Figure data in JSON
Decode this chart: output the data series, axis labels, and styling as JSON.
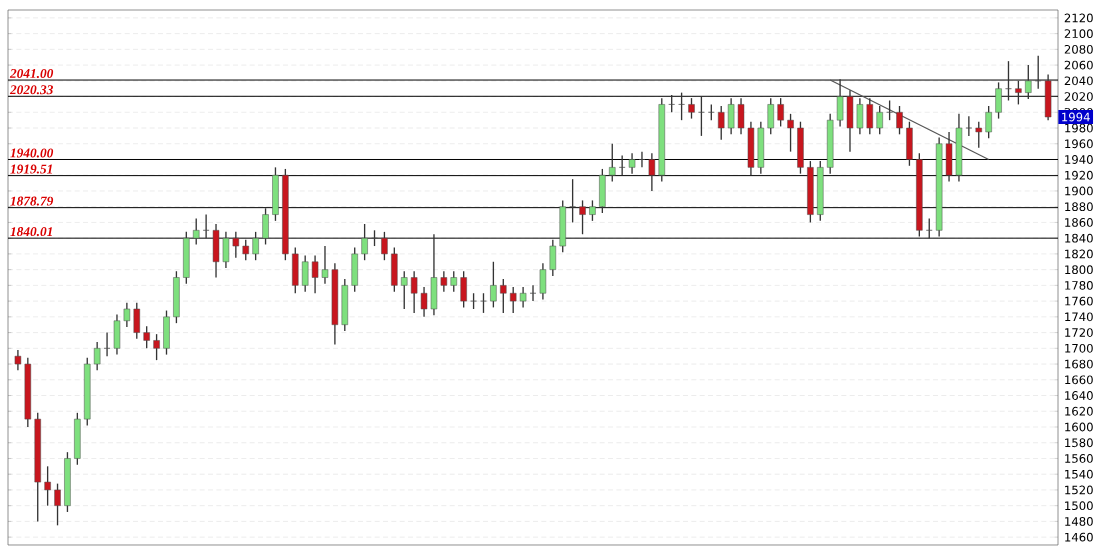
{
  "chart_data": {
    "type": "candlestick",
    "categories": [
      null,
      null,
      null,
      null,
      null,
      null,
      null,
      null,
      null,
      null,
      null,
      null,
      null,
      null,
      null,
      null,
      null,
      null,
      null,
      null,
      null,
      null,
      null,
      null,
      null,
      null,
      null,
      null,
      null,
      null,
      null,
      null,
      null,
      null,
      null,
      null,
      null,
      null,
      null,
      null,
      null,
      null,
      null,
      null,
      null,
      null,
      null,
      null,
      null,
      null,
      null,
      null,
      null,
      null,
      null,
      null,
      null,
      null,
      null,
      null,
      null,
      null,
      null,
      null,
      null,
      null,
      null,
      null,
      null,
      null,
      null,
      null,
      null,
      null,
      null,
      null,
      null,
      null,
      null,
      null,
      null,
      null,
      null,
      null,
      null,
      null,
      null,
      null,
      null,
      null,
      null,
      null,
      null,
      null,
      null,
      null,
      null,
      null,
      null,
      null,
      null,
      null,
      null,
      null,
      null
    ],
    "ohlc": [
      [
        1690,
        1698,
        1672,
        1680
      ],
      [
        1680,
        1688,
        1600,
        1610
      ],
      [
        1610,
        1618,
        1480,
        1530
      ],
      [
        1530,
        1550,
        1500,
        1520
      ],
      [
        1520,
        1528,
        1475,
        1500
      ],
      [
        1500,
        1568,
        1492,
        1560
      ],
      [
        1560,
        1618,
        1552,
        1610
      ],
      [
        1610,
        1688,
        1602,
        1680
      ],
      [
        1680,
        1708,
        1672,
        1700
      ],
      [
        1700,
        1720,
        1690,
        1700
      ],
      [
        1700,
        1743,
        1692,
        1735
      ],
      [
        1735,
        1758,
        1727,
        1750
      ],
      [
        1750,
        1758,
        1712,
        1720
      ],
      [
        1720,
        1728,
        1700,
        1710
      ],
      [
        1710,
        1718,
        1685,
        1700
      ],
      [
        1700,
        1748,
        1692,
        1740
      ],
      [
        1740,
        1798,
        1732,
        1790
      ],
      [
        1790,
        1848,
        1782,
        1840
      ],
      [
        1840,
        1865,
        1832,
        1850
      ],
      [
        1850,
        1870,
        1840,
        1850
      ],
      [
        1850,
        1858,
        1790,
        1810
      ],
      [
        1810,
        1848,
        1802,
        1840
      ],
      [
        1840,
        1848,
        1815,
        1830
      ],
      [
        1830,
        1838,
        1812,
        1820
      ],
      [
        1820,
        1848,
        1812,
        1840
      ],
      [
        1840,
        1878,
        1832,
        1870
      ],
      [
        1870,
        1930,
        1862,
        1920
      ],
      [
        1920,
        1928,
        1812,
        1820
      ],
      [
        1820,
        1828,
        1770,
        1780
      ],
      [
        1780,
        1818,
        1772,
        1810
      ],
      [
        1810,
        1818,
        1770,
        1790
      ],
      [
        1790,
        1830,
        1782,
        1800
      ],
      [
        1800,
        1808,
        1705,
        1730
      ],
      [
        1730,
        1788,
        1722,
        1780
      ],
      [
        1780,
        1828,
        1772,
        1820
      ],
      [
        1820,
        1858,
        1812,
        1840
      ],
      [
        1840,
        1850,
        1830,
        1840
      ],
      [
        1840,
        1848,
        1812,
        1820
      ],
      [
        1820,
        1828,
        1772,
        1780
      ],
      [
        1780,
        1798,
        1750,
        1790
      ],
      [
        1790,
        1798,
        1745,
        1770
      ],
      [
        1770,
        1778,
        1740,
        1750
      ],
      [
        1750,
        1845,
        1742,
        1790
      ],
      [
        1790,
        1798,
        1772,
        1780
      ],
      [
        1780,
        1798,
        1772,
        1790
      ],
      [
        1790,
        1798,
        1752,
        1760
      ],
      [
        1760,
        1770,
        1750,
        1760
      ],
      [
        1760,
        1770,
        1745,
        1760
      ],
      [
        1760,
        1810,
        1752,
        1780
      ],
      [
        1780,
        1788,
        1745,
        1770
      ],
      [
        1770,
        1778,
        1745,
        1760
      ],
      [
        1760,
        1778,
        1752,
        1770
      ],
      [
        1770,
        1780,
        1760,
        1770
      ],
      [
        1770,
        1808,
        1762,
        1800
      ],
      [
        1800,
        1838,
        1792,
        1830
      ],
      [
        1830,
        1888,
        1822,
        1880
      ],
      [
        1880,
        1915,
        1860,
        1880
      ],
      [
        1880,
        1888,
        1845,
        1870
      ],
      [
        1870,
        1888,
        1862,
        1880
      ],
      [
        1880,
        1928,
        1872,
        1920
      ],
      [
        1920,
        1960,
        1912,
        1930
      ],
      [
        1930,
        1945,
        1920,
        1930
      ],
      [
        1930,
        1948,
        1922,
        1940
      ],
      [
        1940,
        1950,
        1930,
        1940
      ],
      [
        1940,
        1948,
        1900,
        1920
      ],
      [
        1920,
        2018,
        1912,
        2010
      ],
      [
        2010,
        2022,
        2000,
        2010
      ],
      [
        2010,
        2025,
        1990,
        2010
      ],
      [
        2010,
        2018,
        1992,
        2000
      ],
      [
        2000,
        2020,
        1970,
        2000
      ],
      [
        2000,
        2010,
        1990,
        2000
      ],
      [
        2000,
        2008,
        1965,
        1980
      ],
      [
        1980,
        2018,
        1972,
        2010
      ],
      [
        2010,
        2018,
        1972,
        1980
      ],
      [
        1980,
        1988,
        1920,
        1930
      ],
      [
        1930,
        1988,
        1922,
        1980
      ],
      [
        1980,
        2018,
        1972,
        2010
      ],
      [
        2010,
        2018,
        1982,
        1990
      ],
      [
        1990,
        1998,
        1950,
        1980
      ],
      [
        1980,
        1988,
        1922,
        1930
      ],
      [
        1930,
        1938,
        1860,
        1870
      ],
      [
        1870,
        1938,
        1862,
        1930
      ],
      [
        1930,
        1998,
        1922,
        1990
      ],
      [
        1990,
        2042,
        1982,
        2020
      ],
      [
        2020,
        2028,
        1950,
        1980
      ],
      [
        1980,
        2018,
        1972,
        2010
      ],
      [
        2010,
        2018,
        1972,
        1980
      ],
      [
        1980,
        2008,
        1972,
        2000
      ],
      [
        2000,
        2015,
        1990,
        2000
      ],
      [
        2000,
        2008,
        1972,
        1980
      ],
      [
        1980,
        1988,
        1932,
        1940
      ],
      [
        1940,
        1948,
        1842,
        1850
      ],
      [
        1850,
        1865,
        1840,
        1850
      ],
      [
        1850,
        1968,
        1842,
        1960
      ],
      [
        1960,
        1975,
        1912,
        1920
      ],
      [
        1920,
        1998,
        1912,
        1980
      ],
      [
        1980,
        1995,
        1970,
        1980
      ],
      [
        1980,
        1988,
        1955,
        1975
      ],
      [
        1975,
        2008,
        1967,
        2000
      ],
      [
        2000,
        2038,
        1992,
        2030
      ],
      [
        2030,
        2065,
        2015,
        2030
      ],
      [
        2030,
        2040,
        2010,
        2025
      ],
      [
        2025,
        2060,
        2017,
        2040
      ],
      [
        2040,
        2072,
        2030,
        2040
      ],
      [
        2040,
        2048,
        1990,
        1994
      ]
    ],
    "series": [
      {
        "type": "line",
        "color": "#555555",
        "values": [
          null,
          null,
          null,
          null,
          null,
          null,
          null,
          null,
          null,
          null,
          null,
          null,
          null,
          null,
          null,
          null,
          null,
          null,
          null,
          null,
          null,
          null,
          null,
          null,
          null,
          null,
          null,
          null,
          null,
          null,
          null,
          null,
          null,
          null,
          null,
          null,
          null,
          null,
          null,
          null,
          null,
          null,
          null,
          null,
          null,
          null,
          null,
          null,
          null,
          null,
          null,
          null,
          null,
          null,
          null,
          null,
          null,
          null,
          null,
          null,
          null,
          null,
          null,
          null,
          null,
          null,
          null,
          null,
          null,
          null,
          null,
          null,
          null,
          null,
          null,
          null,
          null,
          null,
          null,
          null,
          null,
          null,
          2041,
          null,
          null,
          null,
          null,
          null,
          null,
          null,
          null,
          null,
          null,
          null,
          null,
          null,
          null,
          null,
          1940,
          null,
          null,
          null,
          null,
          null,
          null
        ]
      }
    ],
    "ylim": [
      1450,
      2130
    ],
    "yticks": [
      1460,
      1480,
      1500,
      1520,
      1540,
      1560,
      1580,
      1600,
      1620,
      1640,
      1660,
      1680,
      1700,
      1720,
      1740,
      1760,
      1780,
      1800,
      1820,
      1840,
      1860,
      1880,
      1900,
      1920,
      1940,
      1960,
      1980,
      2000,
      2020,
      2040,
      2060,
      2080,
      2100,
      2120
    ],
    "tick_labels": "y",
    "grid": "y",
    "ref_lines": [
      {
        "axis": "y",
        "value": 2041.0,
        "label": "2041.00"
      },
      {
        "axis": "y",
        "value": 2020.33,
        "label": "2020.33"
      },
      {
        "axis": "y",
        "value": 1940.0,
        "label": "1940.00"
      },
      {
        "axis": "y",
        "value": 1919.51,
        "label": "1919.51"
      },
      {
        "axis": "y",
        "value": 1878.79,
        "label": "1878.79"
      },
      {
        "axis": "y",
        "value": 1840.01,
        "label": "1840.01"
      }
    ],
    "annotations": [
      {
        "text": "1994",
        "y": 1994
      }
    ]
  }
}
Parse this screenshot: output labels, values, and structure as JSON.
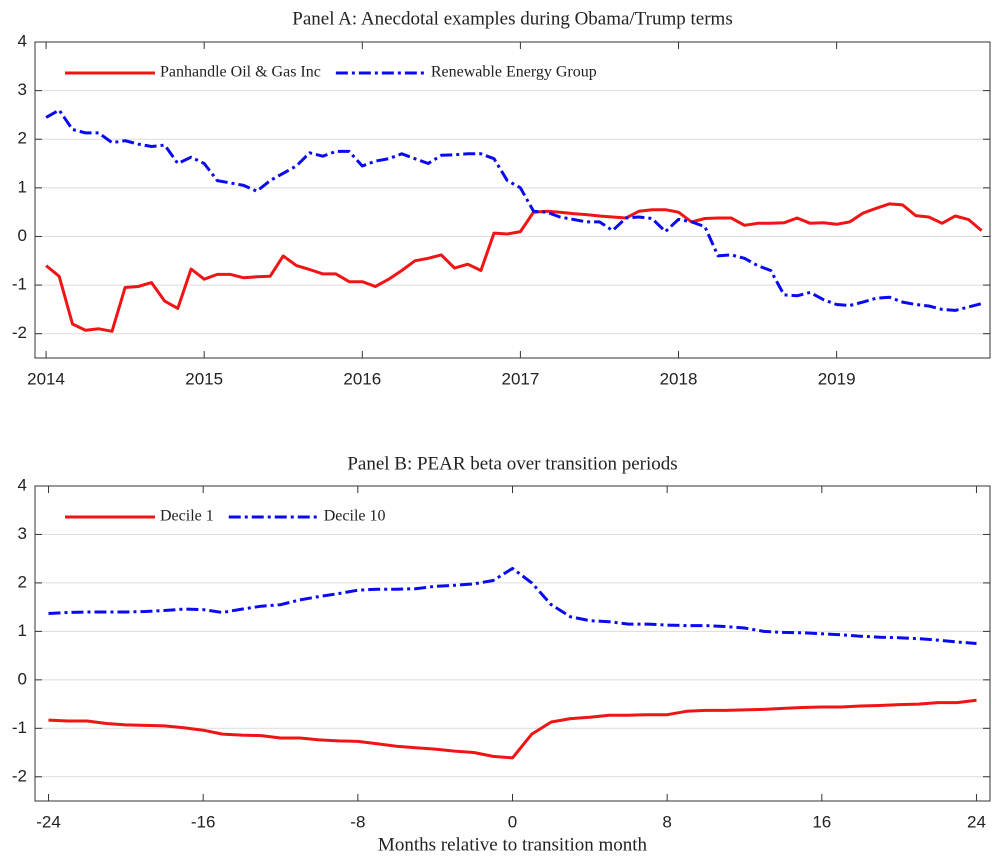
{
  "chart_data": [
    {
      "type": "line",
      "title": "Panel A: Anecdotal examples during Obama/Trump terms",
      "x": [
        2014,
        2014.083,
        2014.167,
        2014.25,
        2014.333,
        2014.417,
        2014.5,
        2014.583,
        2014.667,
        2014.75,
        2014.833,
        2014.917,
        2015,
        2015.083,
        2015.167,
        2015.25,
        2015.333,
        2015.417,
        2015.5,
        2015.583,
        2015.667,
        2015.75,
        2015.833,
        2015.917,
        2016,
        2016.083,
        2016.167,
        2016.25,
        2016.333,
        2016.417,
        2016.5,
        2016.583,
        2016.667,
        2016.75,
        2016.833,
        2016.917,
        2017,
        2017.083,
        2017.167,
        2017.25,
        2017.333,
        2017.417,
        2017.5,
        2017.583,
        2017.667,
        2017.75,
        2017.833,
        2017.917,
        2018,
        2018.083,
        2018.167,
        2018.25,
        2018.333,
        2018.417,
        2018.5,
        2018.583,
        2018.667,
        2018.75,
        2018.833,
        2018.917,
        2019,
        2019.083,
        2019.167,
        2019.25,
        2019.333,
        2019.417,
        2019.5,
        2019.583,
        2019.667,
        2019.75,
        2019.833,
        2019.917
      ],
      "series": [
        {
          "name": "Panhandle Oil & Gas Inc",
          "color": "#f01414",
          "dash": "solid",
          "values": [
            -0.6,
            -0.82,
            -1.8,
            -1.93,
            -1.9,
            -1.95,
            -1.05,
            -1.03,
            -0.95,
            -1.33,
            -1.48,
            -0.67,
            -0.88,
            -0.78,
            -0.78,
            -0.85,
            -0.83,
            -0.82,
            -0.4,
            -0.6,
            -0.68,
            -0.77,
            -0.77,
            -0.93,
            -0.93,
            -1.03,
            -0.88,
            -0.7,
            -0.5,
            -0.45,
            -0.38,
            -0.65,
            -0.57,
            -0.7,
            0.07,
            0.05,
            0.1,
            0.5,
            0.52,
            0.5,
            0.47,
            0.45,
            0.42,
            0.4,
            0.38,
            0.52,
            0.55,
            0.55,
            0.5,
            0.3,
            0.37,
            0.38,
            0.38,
            0.23,
            0.27,
            0.27,
            0.28,
            0.38,
            0.27,
            0.28,
            0.25,
            0.3,
            0.48,
            0.58,
            0.67,
            0.65,
            0.43,
            0.4,
            0.27,
            0.42,
            0.35,
            0.12
          ]
        },
        {
          "name": "Renewable Energy Group",
          "color": "#0a0af0",
          "dash": "dashdot",
          "values": [
            2.45,
            2.6,
            2.2,
            2.13,
            2.13,
            1.93,
            1.97,
            1.9,
            1.85,
            1.88,
            1.5,
            1.63,
            1.5,
            1.15,
            1.1,
            1.05,
            0.93,
            1.15,
            1.3,
            1.45,
            1.72,
            1.65,
            1.75,
            1.75,
            1.45,
            1.55,
            1.6,
            1.7,
            1.6,
            1.5,
            1.67,
            1.68,
            1.7,
            1.7,
            1.6,
            1.15,
            1.0,
            0.52,
            0.5,
            0.4,
            0.35,
            0.3,
            0.3,
            0.12,
            0.38,
            0.4,
            0.37,
            0.1,
            0.35,
            0.3,
            0.2,
            -0.4,
            -0.38,
            -0.45,
            -0.6,
            -0.7,
            -1.2,
            -1.22,
            -1.15,
            -1.3,
            -1.4,
            -1.42,
            -1.35,
            -1.27,
            -1.25,
            -1.35,
            -1.4,
            -1.43,
            -1.5,
            -1.52,
            -1.45,
            -1.38
          ]
        }
      ],
      "xlim": [
        2013.93,
        2019.97
      ],
      "xticks": [
        2014,
        2015,
        2016,
        2017,
        2018,
        2019
      ],
      "ylim": [
        -2.5,
        4
      ],
      "yticks": [
        -2,
        -1,
        0,
        1,
        2,
        3,
        4
      ],
      "grid": true,
      "legend": "upper left"
    },
    {
      "type": "line",
      "title": "Panel B: PEAR beta over transition periods",
      "xlabel": "Months relative to transition month",
      "x": [
        -24,
        -23,
        -22,
        -21,
        -20,
        -19,
        -18,
        -17,
        -16,
        -15,
        -14,
        -13,
        -12,
        -11,
        -10,
        -9,
        -8,
        -7,
        -6,
        -5,
        -4,
        -3,
        -2,
        -1,
        0,
        1,
        2,
        3,
        4,
        5,
        6,
        7,
        8,
        9,
        10,
        11,
        12,
        13,
        14,
        15,
        16,
        17,
        18,
        19,
        20,
        21,
        22,
        23,
        24
      ],
      "series": [
        {
          "name": "Decile 1",
          "color": "#f01414",
          "dash": "solid",
          "values": [
            -0.83,
            -0.85,
            -0.85,
            -0.9,
            -0.93,
            -0.94,
            -0.95,
            -0.99,
            -1.04,
            -1.12,
            -1.14,
            -1.15,
            -1.2,
            -1.2,
            -1.24,
            -1.26,
            -1.27,
            -1.32,
            -1.37,
            -1.4,
            -1.43,
            -1.47,
            -1.5,
            -1.58,
            -1.61,
            -1.12,
            -0.87,
            -0.8,
            -0.77,
            -0.73,
            -0.73,
            -0.72,
            -0.72,
            -0.65,
            -0.63,
            -0.63,
            -0.62,
            -0.61,
            -0.59,
            -0.57,
            -0.56,
            -0.56,
            -0.54,
            -0.53,
            -0.51,
            -0.5,
            -0.47,
            -0.47,
            -0.42
          ]
        },
        {
          "name": "Decile 10",
          "color": "#0a0af0",
          "dash": "dashdot",
          "values": [
            1.37,
            1.39,
            1.4,
            1.4,
            1.4,
            1.41,
            1.43,
            1.46,
            1.45,
            1.39,
            1.46,
            1.52,
            1.55,
            1.65,
            1.72,
            1.78,
            1.85,
            1.87,
            1.87,
            1.88,
            1.93,
            1.95,
            1.98,
            2.05,
            2.3,
            2.0,
            1.55,
            1.3,
            1.22,
            1.2,
            1.15,
            1.15,
            1.13,
            1.12,
            1.12,
            1.1,
            1.07,
            1.0,
            0.98,
            0.97,
            0.95,
            0.93,
            0.9,
            0.88,
            0.87,
            0.85,
            0.82,
            0.78,
            0.75
          ]
        }
      ],
      "xlim": [
        -24.7,
        24.7
      ],
      "xticks": [
        -24,
        -16,
        -8,
        0,
        8,
        16,
        24
      ],
      "ylim": [
        -2.5,
        4
      ],
      "yticks": [
        -2,
        -1,
        0,
        1,
        2,
        3,
        4
      ],
      "grid": true,
      "legend": "upper left"
    }
  ]
}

**GOAL OF THE EXERCISE**
From the data above, gather every line that includes the word "name".

**CORRECT RESPONSE**
          "name": "Panhandle Oil & Gas Inc",
          "name": "Renewable Energy Group",
          "name": "Decile 1",
          "name": "Decile 10",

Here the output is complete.